**Work to be completed:**
Please recast every line of the listing below as a Markdown table with the columns "Row" and "Listing line," numbering the rows in order and skipping blank lines.

Element placement data
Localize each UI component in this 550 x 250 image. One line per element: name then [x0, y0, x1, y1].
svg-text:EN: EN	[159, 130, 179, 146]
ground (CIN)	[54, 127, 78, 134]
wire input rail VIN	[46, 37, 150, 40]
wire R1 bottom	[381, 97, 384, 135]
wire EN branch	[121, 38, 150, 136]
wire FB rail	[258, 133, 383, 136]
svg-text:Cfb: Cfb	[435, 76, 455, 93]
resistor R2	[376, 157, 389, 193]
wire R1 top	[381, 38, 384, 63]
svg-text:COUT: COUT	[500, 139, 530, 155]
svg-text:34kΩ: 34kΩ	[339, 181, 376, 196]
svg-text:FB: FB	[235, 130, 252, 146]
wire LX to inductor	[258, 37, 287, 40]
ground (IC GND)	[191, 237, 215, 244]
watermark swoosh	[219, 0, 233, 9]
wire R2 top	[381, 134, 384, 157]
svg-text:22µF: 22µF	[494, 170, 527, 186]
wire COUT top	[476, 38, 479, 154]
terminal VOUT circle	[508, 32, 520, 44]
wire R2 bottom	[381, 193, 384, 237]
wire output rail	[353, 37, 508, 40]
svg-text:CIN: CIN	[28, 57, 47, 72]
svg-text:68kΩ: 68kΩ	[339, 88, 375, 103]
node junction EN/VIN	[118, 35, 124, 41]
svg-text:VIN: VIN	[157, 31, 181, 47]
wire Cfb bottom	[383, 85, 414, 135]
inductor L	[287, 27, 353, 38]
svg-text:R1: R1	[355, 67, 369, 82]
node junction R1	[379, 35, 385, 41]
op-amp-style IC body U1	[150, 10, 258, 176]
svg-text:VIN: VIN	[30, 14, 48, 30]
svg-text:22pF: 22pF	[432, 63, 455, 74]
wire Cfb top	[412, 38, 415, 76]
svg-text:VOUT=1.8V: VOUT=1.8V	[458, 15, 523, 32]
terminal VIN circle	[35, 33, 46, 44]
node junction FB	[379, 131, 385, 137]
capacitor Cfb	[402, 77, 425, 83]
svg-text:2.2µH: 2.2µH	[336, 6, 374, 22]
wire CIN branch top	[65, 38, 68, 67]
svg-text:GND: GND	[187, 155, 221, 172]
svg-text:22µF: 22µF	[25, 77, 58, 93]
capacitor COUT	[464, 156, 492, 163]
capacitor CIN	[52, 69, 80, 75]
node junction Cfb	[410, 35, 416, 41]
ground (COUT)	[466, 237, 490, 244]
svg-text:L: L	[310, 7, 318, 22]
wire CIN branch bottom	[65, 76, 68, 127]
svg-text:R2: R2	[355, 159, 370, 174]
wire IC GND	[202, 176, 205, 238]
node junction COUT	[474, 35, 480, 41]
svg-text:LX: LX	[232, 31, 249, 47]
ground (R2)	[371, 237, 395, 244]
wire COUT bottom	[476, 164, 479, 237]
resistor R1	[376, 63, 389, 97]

**Complete answer:**
| Row | Listing line |
|---|---|
| 1 | Localize each UI component in this 550 x 250 image. One line per element: name then [x0, y0, x1, y1]. |
| 2 | svg-text:EN: EN	[159, 130, 179, 146] |
| 3 | ground (CIN)	[54, 127, 78, 134] |
| 4 | wire input rail VIN	[46, 37, 150, 40] |
| 5 | wire R1 bottom	[381, 97, 384, 135] |
| 6 | wire EN branch	[121, 38, 150, 136] |
| 7 | wire FB rail	[258, 133, 383, 136] |
| 8 | svg-text:Cfb: Cfb	[435, 76, 455, 93] |
| 9 | resistor R2	[376, 157, 389, 193] |
| 10 | wire R1 top	[381, 38, 384, 63] |
| 11 | svg-text:COUT: COUT	[500, 139, 530, 155] |
| 12 | svg-text:34kΩ: 34kΩ	[339, 181, 376, 196] |
| 13 | svg-text:FB: FB	[235, 130, 252, 146] |
| 14 | wire LX to inductor	[258, 37, 287, 40] |
| 15 | ground (IC GND)	[191, 237, 215, 244] |
| 16 | watermark swoosh	[219, 0, 233, 9] |
| 17 | wire R2 top	[381, 134, 384, 157] |
| 18 | svg-text:22µF: 22µF	[494, 170, 527, 186] |
| 19 | wire COUT top	[476, 38, 479, 154] |
| 20 | terminal VOUT circle	[508, 32, 520, 44] |
| 21 | wire R2 bottom	[381, 193, 384, 237] |
| 22 | wire output rail	[353, 37, 508, 40] |
| 23 | svg-text:CIN: CIN	[28, 57, 47, 72] |
| 24 | svg-text:68kΩ: 68kΩ	[339, 88, 375, 103] |
| 25 | node junction EN/VIN	[118, 35, 124, 41] |
| 26 | svg-text:VIN: VIN	[157, 31, 181, 47] |
| 27 | wire Cfb bottom	[383, 85, 414, 135] |
| 28 | inductor L	[287, 27, 353, 38] |
| 29 | svg-text:R1: R1	[355, 67, 369, 82] |
| 30 | node junction R1	[379, 35, 385, 41] |
| 31 | op-amp-style IC body U1	[150, 10, 258, 176] |
| 32 | svg-text:VIN: VIN	[30, 14, 48, 30] |
| 33 | svg-text:22pF: 22pF	[432, 63, 455, 74] |
| 34 | wire Cfb top	[412, 38, 415, 76] |
| 35 | svg-text:VOUT=1.8V: VOUT=1.8V	[458, 15, 523, 32] |
| 36 | terminal VIN circle	[35, 33, 46, 44] |
| 37 | node junction FB	[379, 131, 385, 137] |
| 38 | capacitor Cfb	[402, 77, 425, 83] |
| 39 | svg-text:2.2µH: 2.2µH	[336, 6, 374, 22] |
| 40 | wire CIN branch top	[65, 38, 68, 67] |
| 41 | svg-text:GND: GND	[187, 155, 221, 172] |
| 42 | svg-text:22µF: 22µF	[25, 77, 58, 93] |
| 43 | capacitor COUT	[464, 156, 492, 163] |
| 44 | capacitor CIN	[52, 69, 80, 75] |
| 45 | node junction Cfb	[410, 35, 416, 41] |
| 46 | ground (COUT)	[466, 237, 490, 244] |
| 47 | svg-text:L: L	[310, 7, 318, 22] |
| 48 | wire CIN branch bottom	[65, 76, 68, 127] |
| 49 | svg-text:R2: R2	[355, 159, 370, 174] |
| 50 | wire IC GND	[202, 176, 205, 238] |
| 51 | node junction COUT	[474, 35, 480, 41] |
| 52 | svg-text:LX: LX	[232, 31, 249, 47] |
| 53 | ground (R2)	[371, 237, 395, 244] |
| 54 | wire COUT bottom	[476, 164, 479, 237] |
| 55 | resistor R1	[376, 63, 389, 97] |